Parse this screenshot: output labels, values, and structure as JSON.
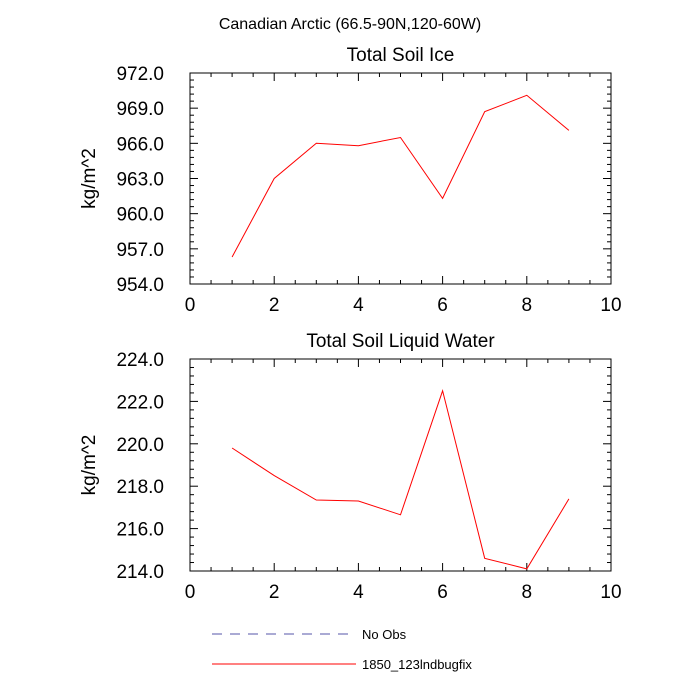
{
  "figure": {
    "title": "Canadian Arctic (66.5-90N,120-60W)"
  },
  "chart_data": [
    {
      "type": "line",
      "title": "Total Soil Ice",
      "ylabel": "kg/m^2",
      "xlabel": "",
      "xlim": [
        0,
        10
      ],
      "ylim": [
        954.0,
        972.0
      ],
      "x_ticks": [
        0,
        2,
        4,
        6,
        8,
        10
      ],
      "x_tick_labels": [
        "0",
        "2",
        "4",
        "6",
        "8",
        "10"
      ],
      "y_ticks": [
        954.0,
        957.0,
        960.0,
        963.0,
        966.0,
        969.0,
        972.0
      ],
      "y_tick_labels": [
        "954.0",
        "957.0",
        "960.0",
        "963.0",
        "966.0",
        "969.0",
        "972.0"
      ],
      "series": [
        {
          "name": "1850_123lndbugfix",
          "color": "#ff0000",
          "x": [
            1,
            2,
            3,
            4,
            5,
            6,
            7,
            8,
            9
          ],
          "y": [
            956.3,
            963.0,
            966.0,
            965.8,
            966.5,
            961.3,
            968.7,
            970.1,
            967.1
          ]
        }
      ]
    },
    {
      "type": "line",
      "title": "Total Soil Liquid Water",
      "ylabel": "kg/m^2",
      "xlabel": "",
      "xlim": [
        0,
        10
      ],
      "ylim": [
        214.0,
        224.0
      ],
      "x_ticks": [
        0,
        2,
        4,
        6,
        8,
        10
      ],
      "x_tick_labels": [
        "0",
        "2",
        "4",
        "6",
        "8",
        "10"
      ],
      "y_ticks": [
        214.0,
        216.0,
        218.0,
        220.0,
        222.0,
        224.0
      ],
      "y_tick_labels": [
        "214.0",
        "216.0",
        "218.0",
        "220.0",
        "222.0",
        "224.0"
      ],
      "series": [
        {
          "name": "1850_123lndbugfix",
          "color": "#ff0000",
          "x": [
            1,
            2,
            3,
            4,
            5,
            6,
            7,
            8,
            9
          ],
          "y": [
            219.8,
            218.5,
            217.35,
            217.3,
            216.65,
            222.5,
            214.6,
            214.1,
            217.4
          ]
        }
      ]
    }
  ],
  "legend": {
    "placement": "bottom",
    "entries": [
      {
        "label": "No Obs",
        "color": "#5555aa",
        "style": "dashed"
      },
      {
        "label": "1850_123lndbugfix",
        "color": "#ff0000",
        "style": "solid"
      }
    ]
  }
}
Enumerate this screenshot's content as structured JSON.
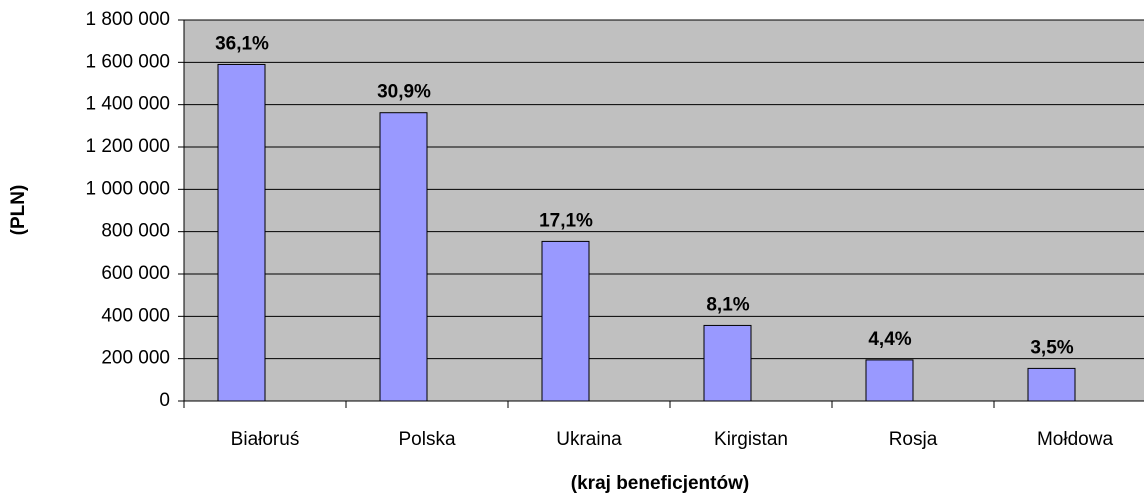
{
  "chart_data": {
    "type": "bar",
    "x_label": "(kraj beneficjentów)",
    "y_label": "(PLN)",
    "categories": [
      "Białoruś",
      "Polska",
      "Ukraina",
      "Kirgistan",
      "Rosja",
      "Mołdowa"
    ],
    "values": [
      1590000,
      1362000,
      754000,
      357000,
      194000,
      154000
    ],
    "shares": [
      {
        "value": 36.1,
        "label": "36,1%"
      },
      {
        "value": 30.9,
        "label": "30,9%"
      },
      {
        "value": 17.1,
        "label": "17,1%"
      },
      {
        "value": 8.1,
        "label": "8,1%"
      },
      {
        "value": 4.4,
        "label": "4,4%"
      },
      {
        "value": 3.5,
        "label": "3,5%"
      }
    ],
    "color": "#9999ff",
    "ylim": [
      0,
      1800000
    ],
    "yticks": [
      0,
      {
        "value": 200000,
        "label": "200 000"
      },
      {
        "value": 400000,
        "label": "400 000"
      },
      {
        "value": 600000,
        "label": "600 000"
      },
      {
        "value": 800000,
        "label": "800 000"
      },
      {
        "value": 1000000,
        "label": "1 000 000"
      },
      {
        "value": 1200000,
        "label": "1 200 000"
      },
      {
        "value": 1400000,
        "label": "1 400 000"
      },
      {
        "value": 1600000,
        "label": "1 600 000"
      },
      {
        "value": 1800000,
        "label": "1 800 000"
      }
    ],
    "grid": true
  }
}
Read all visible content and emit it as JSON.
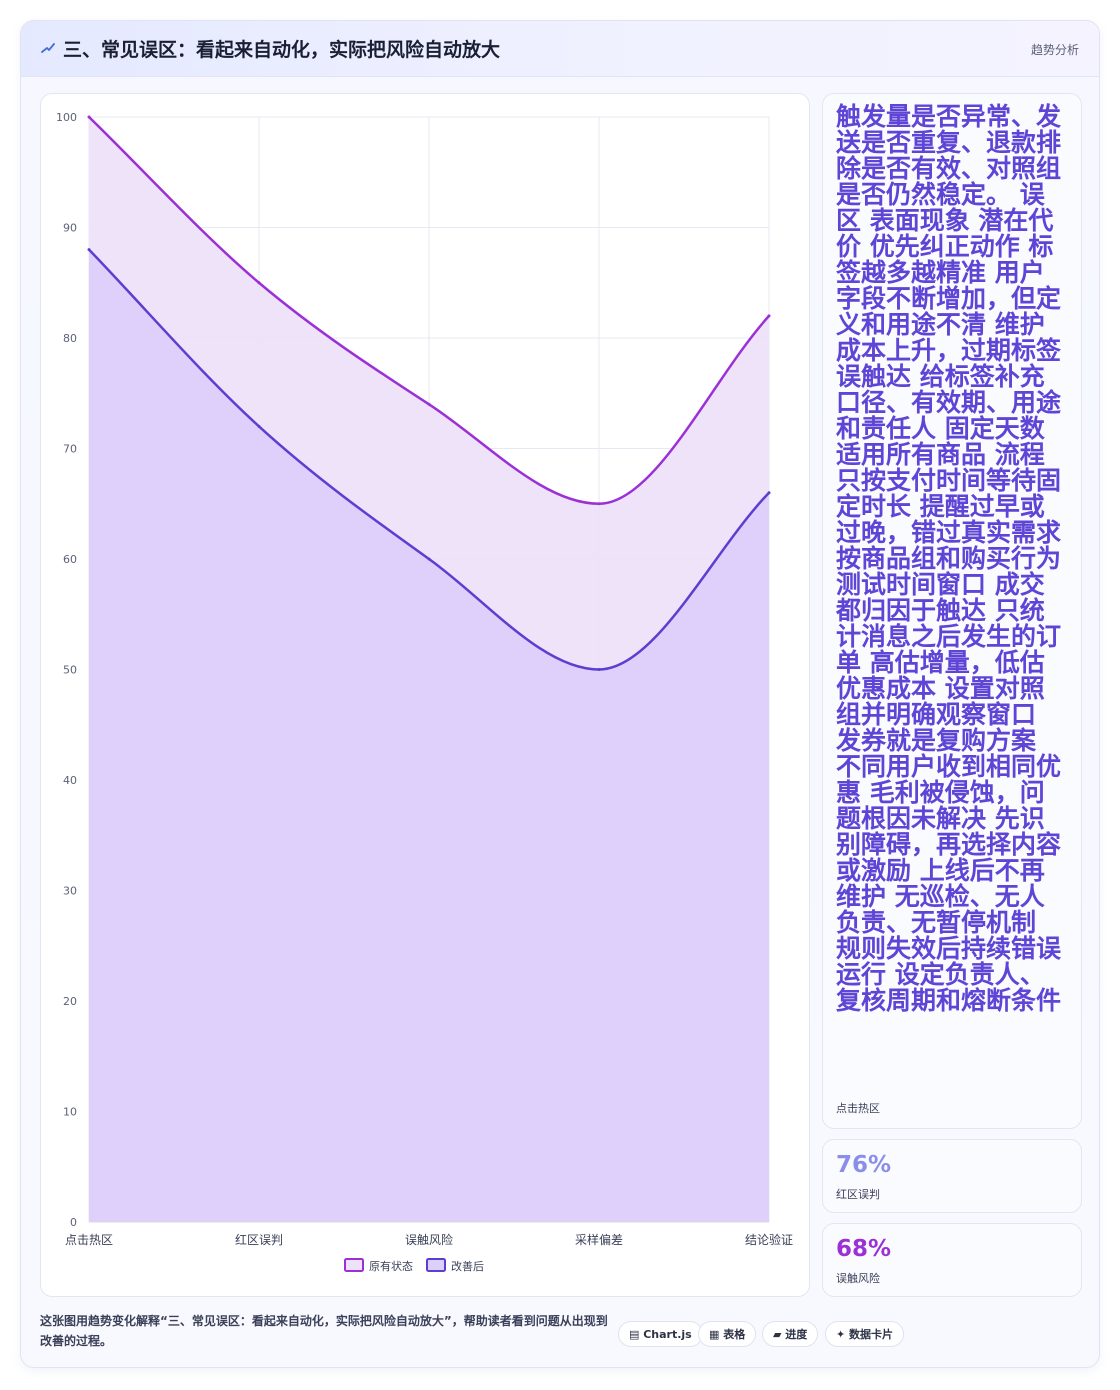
{
  "header": {
    "title": "三、常见误区：看起来自动化，实际把风险自动放大",
    "tag": "趋势分析",
    "icon": "chart-line-icon"
  },
  "colors": {
    "series1_line": "#9b30d6",
    "series1_fill": "#eee2fa",
    "series2_line": "#5a3fd0",
    "series2_fill": "#dccffa",
    "stat_accent_1": "#5f45d6",
    "stat_accent_2": "#8a8ee8",
    "stat_accent_3": "#9b30d6"
  },
  "chart_data": {
    "type": "area",
    "categories": [
      "点击热区",
      "红区误判",
      "误触风险",
      "采样偏差",
      "结论验证"
    ],
    "series": [
      {
        "name": "原有状态",
        "values": [
          100,
          85,
          74,
          65,
          82
        ]
      },
      {
        "name": "改善后",
        "values": [
          88,
          72,
          60,
          50,
          66
        ]
      }
    ],
    "ylim": [
      0,
      100
    ],
    "yticks": [
      0,
      10,
      20,
      30,
      40,
      50,
      60,
      70,
      80,
      90,
      100
    ],
    "grid": true,
    "legend": "bottom",
    "title": "",
    "xlabel": "",
    "ylabel": ""
  },
  "stats": [
    {
      "value": "触发量是否异常、发送是否重复、退款排除是否有效、对照组是否仍然稳定。 误区 表面现象 潜在代价 优先纠正动作 标签越多越精准 用户字段不断增加，但定义和用途不清 维护成本上升，过期标签误触达 给标签补充口径、有效期、用途和责任人 固定天数适用所有商品 流程只按支付时间等待固定时长 提醒过早或过晚，错过真实需求 按商品组和购买行为测试时间窗口 成交都归因于触达 只统计消息之后发生的订单 高估增量，低估优惠成本 设置对照组并明确观察窗口 发券就是复购方案 不同用户收到相同优惠 毛利被侵蚀，问题根因未解决 先识别障碍，再选择内容或激励 上线后不再维护 无巡检、无人负责、无暂停机制 规则失效后持续错误运行 设定负责人、复核周期和熔断条件",
      "label": "点击热区"
    },
    {
      "value": "76%",
      "label": "红区误判"
    },
    {
      "value": "68%",
      "label": "误触风险"
    }
  ],
  "footer": {
    "text": "这张图用趋势变化解释“三、常见误区：看起来自动化，实际把风险自动放大”，帮助读者看到问题从出现到改善的过程。",
    "chips": [
      {
        "icon": "table-icon",
        "label": "▤ Chart.js"
      },
      {
        "icon": "grid-icon",
        "label": "▦ 表格"
      },
      {
        "icon": "progress-icon",
        "label": "▰ 进度"
      },
      {
        "icon": "sparkle-icon",
        "label": "✦ 数据卡片"
      }
    ]
  }
}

-------------------------

TASK ->
Copy the material shown above in full and exactly. Skip the pictures.

PROBLEM SOLUTION ->
Parse this screenshot: output labels, values, and structure as JSON.
{
  "figure": {
    "title": "Canadian Arctic (66.5-90N,120-60W)"
  },
  "chart_data": [
    {
      "type": "line",
      "title": "Total Soil Ice",
      "ylabel": "kg/m^2",
      "xlabel": "",
      "xlim": [
        0,
        10
      ],
      "ylim": [
        954.0,
        972.0
      ],
      "x_ticks": [
        0,
        2,
        4,
        6,
        8,
        10
      ],
      "x_tick_labels": [
        "0",
        "2",
        "4",
        "6",
        "8",
        "10"
      ],
      "y_ticks": [
        954.0,
        957.0,
        960.0,
        963.0,
        966.0,
        969.0,
        972.0
      ],
      "y_tick_labels": [
        "954.0",
        "957.0",
        "960.0",
        "963.0",
        "966.0",
        "969.0",
        "972.0"
      ],
      "series": [
        {
          "name": "1850_123lndbugfix",
          "color": "#ff0000",
          "x": [
            1,
            2,
            3,
            4,
            5,
            6,
            7,
            8,
            9
          ],
          "y": [
            956.3,
            963.0,
            966.0,
            965.8,
            966.5,
            961.3,
            968.7,
            970.1,
            967.1
          ]
        }
      ]
    },
    {
      "type": "line",
      "title": "Total Soil Liquid Water",
      "ylabel": "kg/m^2",
      "xlabel": "",
      "xlim": [
        0,
        10
      ],
      "ylim": [
        214.0,
        224.0
      ],
      "x_ticks": [
        0,
        2,
        4,
        6,
        8,
        10
      ],
      "x_tick_labels": [
        "0",
        "2",
        "4",
        "6",
        "8",
        "10"
      ],
      "y_ticks": [
        214.0,
        216.0,
        218.0,
        220.0,
        222.0,
        224.0
      ],
      "y_tick_labels": [
        "214.0",
        "216.0",
        "218.0",
        "220.0",
        "222.0",
        "224.0"
      ],
      "series": [
        {
          "name": "1850_123lndbugfix",
          "color": "#ff0000",
          "x": [
            1,
            2,
            3,
            4,
            5,
            6,
            7,
            8,
            9
          ],
          "y": [
            219.8,
            218.5,
            217.35,
            217.3,
            216.65,
            222.5,
            214.6,
            214.1,
            217.4
          ]
        }
      ]
    }
  ],
  "legend": {
    "placement": "bottom",
    "entries": [
      {
        "label": "No Obs",
        "color": "#5555aa",
        "style": "dashed"
      },
      {
        "label": "1850_123lndbugfix",
        "color": "#ff0000",
        "style": "solid"
      }
    ]
  }
}
Enumerate this screenshot's content as structured JSON.
{
  "chart_data": {
    "type": "bar",
    "x_label": "(kraj beneficjentów)",
    "y_label": "(PLN)",
    "categories": [
      "Białoruś",
      "Polska",
      "Ukraina",
      "Kirgistan",
      "Rosja",
      "Mołdowa"
    ],
    "values": [
      1590000,
      1362000,
      754000,
      357000,
      194000,
      154000
    ],
    "shares": [
      {
        "value": 36.1,
        "label": "36,1%"
      },
      {
        "value": 30.9,
        "label": "30,9%"
      },
      {
        "value": 17.1,
        "label": "17,1%"
      },
      {
        "value": 8.1,
        "label": "8,1%"
      },
      {
        "value": 4.4,
        "label": "4,4%"
      },
      {
        "value": 3.5,
        "label": "3,5%"
      }
    ],
    "color": "#9999ff",
    "ylim": [
      0,
      1800000
    ],
    "yticks": [
      0,
      {
        "value": 200000,
        "label": "200 000"
      },
      {
        "value": 400000,
        "label": "400 000"
      },
      {
        "value": 600000,
        "label": "600 000"
      },
      {
        "value": 800000,
        "label": "800 000"
      },
      {
        "value": 1000000,
        "label": "1 000 000"
      },
      {
        "value": 1200000,
        "label": "1 200 000"
      },
      {
        "value": 1400000,
        "label": "1 400 000"
      },
      {
        "value": 1600000,
        "label": "1 600 000"
      },
      {
        "value": 1800000,
        "label": "1 800 000"
      }
    ],
    "grid": true
  }
}
Read all visible content and emit it as JSON.
{
  "header": {
    "title": "三、常见误区：看起来自动化，实际把风险自动放大",
    "tag": "趋势分析",
    "icon": "chart-line-icon"
  },
  "colors": {
    "series1_line": "#9b30d6",
    "series1_fill": "#eee2fa",
    "series2_line": "#5a3fd0",
    "series2_fill": "#dccffa",
    "stat_accent_1": "#5f45d6",
    "stat_accent_2": "#8a8ee8",
    "stat_accent_3": "#9b30d6"
  },
  "chart_data": {
    "type": "area",
    "categories": [
      "点击热区",
      "红区误判",
      "误触风险",
      "采样偏差",
      "结论验证"
    ],
    "series": [
      {
        "name": "原有状态",
        "values": [
          100,
          85,
          74,
          65,
          82
        ]
      },
      {
        "name": "改善后",
        "values": [
          88,
          72,
          60,
          50,
          66
        ]
      }
    ],
    "ylim": [
      0,
      100
    ],
    "yticks": [
      0,
      10,
      20,
      30,
      40,
      50,
      60,
      70,
      80,
      90,
      100
    ],
    "grid": true,
    "legend": "bottom",
    "title": "",
    "xlabel": "",
    "ylabel": ""
  },
  "stats": [
    {
      "value": "触发量是否异常、发送是否重复、退款排除是否有效、对照组是否仍然稳定。 误区 表面现象 潜在代价 优先纠正动作 标签越多越精准 用户字段不断增加，但定义和用途不清 维护成本上升，过期标签误触达 给标签补充口径、有效期、用途和责任人 固定天数适用所有商品 流程只按支付时间等待固定时长 提醒过早或过晚，错过真实需求 按商品组和购买行为测试时间窗口 成交都归因于触达 只统计消息之后发生的订单 高估增量，低估优惠成本 设置对照组并明确观察窗口 发券就是复购方案 不同用户收到相同优惠 毛利被侵蚀，问题根因未解决 先识别障碍，再选择内容或激励 上线后不再维护 无巡检、无人负责、无暂停机制 规则失效后持续错误运行 设定负责人、复核周期和熔断条件",
      "label": "点击热区"
    },
    {
      "value": "76%",
      "label": "红区误判"
    },
    {
      "value": "68%",
      "label": "误触风险"
    }
  ],
  "footer": {
    "text": "这张图用趋势变化解释“三、常见误区：看起来自动化，实际把风险自动放大”，帮助读者看到问题从出现到改善的过程。",
    "chips": [
      {
        "icon": "table-icon",
        "label": "▤ Chart.js"
      },
      {
        "icon": "grid-icon",
        "label": "▦ 表格"
      },
      {
        "icon": "progress-icon",
        "label": "▰ 进度"
      },
      {
        "icon": "sparkle-icon",
        "label": "✦ 数据卡片"
      }
    ]
  }
}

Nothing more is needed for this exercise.